START

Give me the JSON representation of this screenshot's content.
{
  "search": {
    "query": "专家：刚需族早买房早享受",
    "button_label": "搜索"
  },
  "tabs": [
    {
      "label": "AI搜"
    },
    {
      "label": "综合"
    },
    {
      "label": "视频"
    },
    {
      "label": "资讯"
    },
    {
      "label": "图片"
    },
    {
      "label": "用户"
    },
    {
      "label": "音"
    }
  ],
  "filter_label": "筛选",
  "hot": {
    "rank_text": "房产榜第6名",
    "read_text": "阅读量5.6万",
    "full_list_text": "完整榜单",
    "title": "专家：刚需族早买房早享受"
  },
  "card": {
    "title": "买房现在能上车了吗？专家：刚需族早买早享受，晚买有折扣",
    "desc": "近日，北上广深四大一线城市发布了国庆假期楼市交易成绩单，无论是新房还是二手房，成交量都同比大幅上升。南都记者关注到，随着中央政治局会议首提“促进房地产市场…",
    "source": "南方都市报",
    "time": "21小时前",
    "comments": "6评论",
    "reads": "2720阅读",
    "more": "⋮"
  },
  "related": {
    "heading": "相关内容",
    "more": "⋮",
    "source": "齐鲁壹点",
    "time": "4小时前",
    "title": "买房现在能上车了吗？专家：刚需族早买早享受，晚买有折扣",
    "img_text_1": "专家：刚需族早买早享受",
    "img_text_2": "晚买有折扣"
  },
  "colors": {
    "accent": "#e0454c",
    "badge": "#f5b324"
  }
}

END

◆ Given instruction:
Extract the whole listing, character for character.

◆ Solved exercise:
Give me the JSON representation of this screenshot's content.
{
  "search": {
    "query": "专家：刚需族早买房早享受",
    "button_label": "搜索"
  },
  "tabs": [
    {
      "label": "AI搜"
    },
    {
      "label": "综合"
    },
    {
      "label": "视频"
    },
    {
      "label": "资讯"
    },
    {
      "label": "图片"
    },
    {
      "label": "用户"
    },
    {
      "label": "音"
    }
  ],
  "filter_label": "筛选",
  "hot": {
    "rank_text": "房产榜第6名",
    "read_text": "阅读量5.6万",
    "full_list_text": "完整榜单",
    "title": "专家：刚需族早买房早享受"
  },
  "card": {
    "title": "买房现在能上车了吗？专家：刚需族早买早享受，晚买有折扣",
    "desc": "近日，北上广深四大一线城市发布了国庆假期楼市交易成绩单，无论是新房还是二手房，成交量都同比大幅上升。南都记者关注到，随着中央政治局会议首提“促进房地产市场…",
    "source": "南方都市报",
    "time": "21小时前",
    "comments": "6评论",
    "reads": "2720阅读",
    "more": "⋮"
  },
  "related": {
    "heading": "相关内容",
    "more": "⋮",
    "source": "齐鲁壹点",
    "time": "4小时前",
    "title": "买房现在能上车了吗？专家：刚需族早买早享受，晚买有折扣",
    "img_text_1": "专家：刚需族早买早享受",
    "img_text_2": "晚买有折扣"
  },
  "colors": {
    "accent": "#e0454c",
    "badge": "#f5b324"
  }
}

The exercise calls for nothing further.